• _GIVEN REQUEST_
Keep only the lines that hold the string "Ἕλληνες", filtering out the rest of the entries below.

• _DATASET EXTRACT_

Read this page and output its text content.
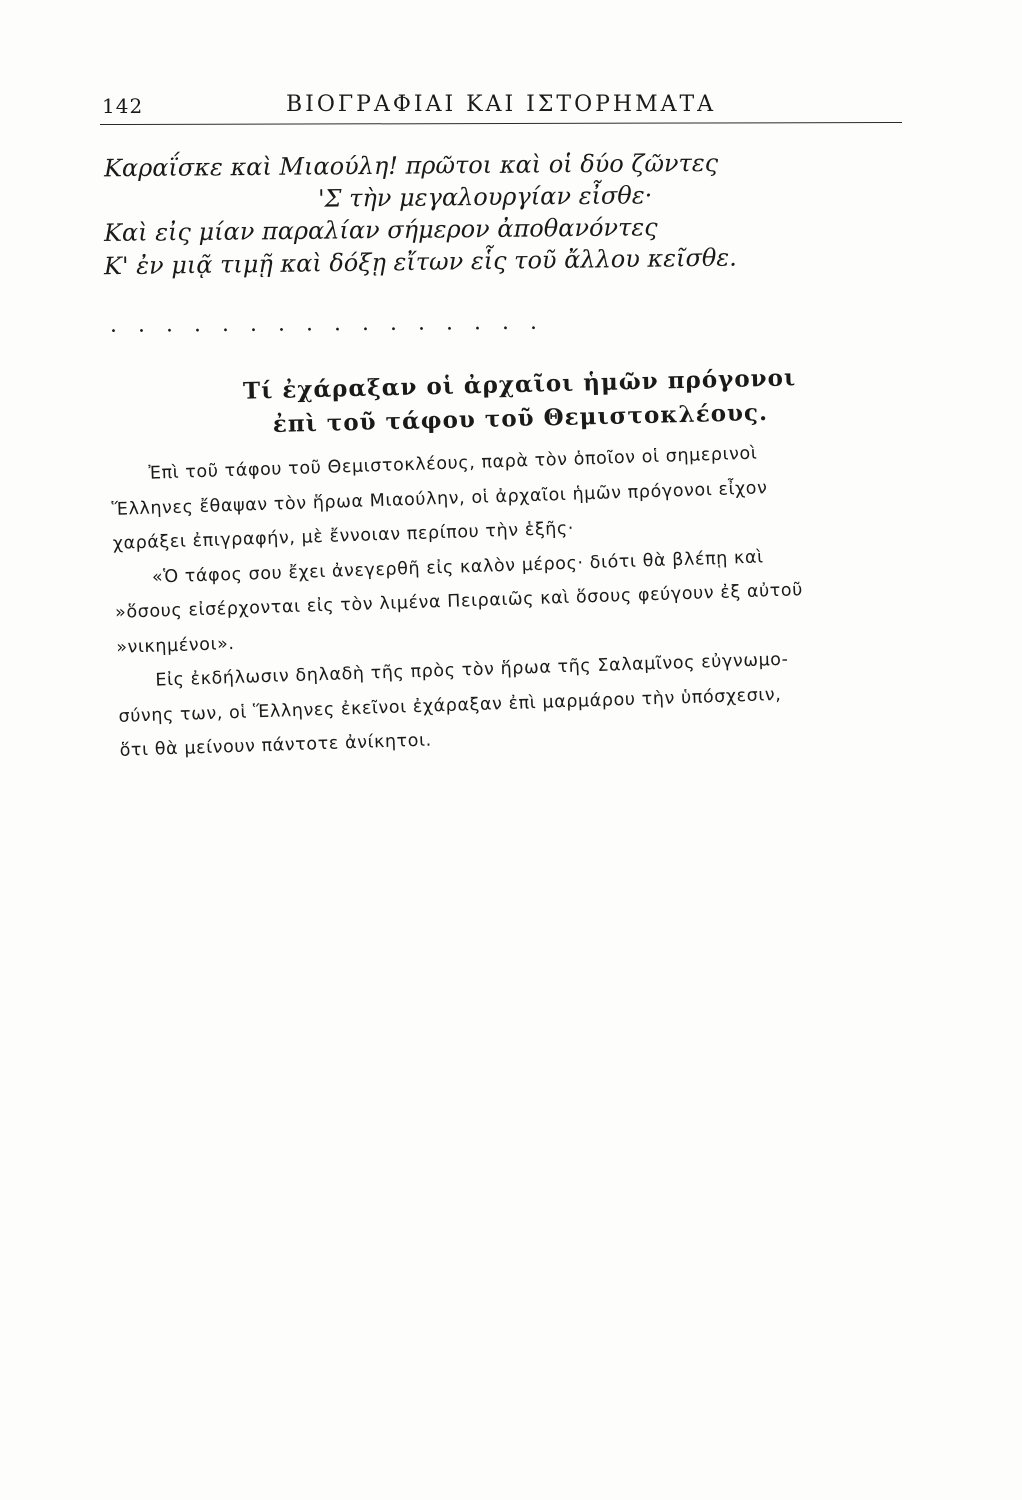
142	ΒΙΟΓΡΑΦΙΑΙ ΚΑΙ ΙΣΤΟΡΗΜΑΤΑ
Καραΐσκε καὶ Μιαούλη! πρῶτοι καὶ οἱ δύο ζῶντες
'Σ τὴν μεγαλουργίαν εἶσθε·
Καὶ εἰς μίαν παραλίαν σήμερον ἀποθανόντες
Κ' ἐν μιᾷ τιμῇ καὶ δόξῃ εἴτων εἷς τοῦ ἄλλου κεῖσθε.
................
Τί ἐχάραξαν οἱ ἀρχαῖοι ἡμῶν πρόγονοι
ἐπὶ τοῦ τάφου τοῦ Θεμιστοκλέους.

Ἐπὶ τοῦ τάφου τοῦ Θεμιστοκλέους, παρὰ τὸν ὁποῖον οἱ σημερινοὶ
Ἕλληνες ἔθαψαν τὸν ἥρωα Μιαούλην, οἱ ἀρχαῖοι ἡμῶν πρόγονοι εἶχον
χαράξει ἐπιγραφήν, μὲ ἔννοιαν περίπου τὴν ἑξῆς·

«Ὁ τάφος σου ἔχει ἀνεγερθῆ εἰς καλὸν μέρος· διότι θὰ βλέπῃ καὶ
»ὅσους εἰσέρχονται εἰς τὸν λιμένα Πειραιῶς καὶ ὅσους φεύγουν ἐξ αὐτοῦ
»νικημένοι».

Εἰς ἐκδήλωσιν δηλαδὴ τῆς πρὸς τὸν ἥρωα τῆς Σαλαμῖνος εὐγνωμο-
σύνης των, οἱ Ἕλληνες ἐκεῖνοι ἐχάραξαν ἐπὶ μαρμάρου τὴν ὑπόσχεσιν,
ὅτι θὰ μείνουν πάντοτε ἀνίκητοι.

• _RESPONSE TO THIS TASK_
Ἕλληνες ἔθαψαν τὸν ἥρωα Μιαούλην, οἱ ἀρχαῖοι ἡμῶν πρόγονοι εἶχον
σύνης των, οἱ Ἕλληνες ἐκεῖνοι ἐχάραξαν ἐπὶ μαρμάρου τὴν ὑπόσχεσιν,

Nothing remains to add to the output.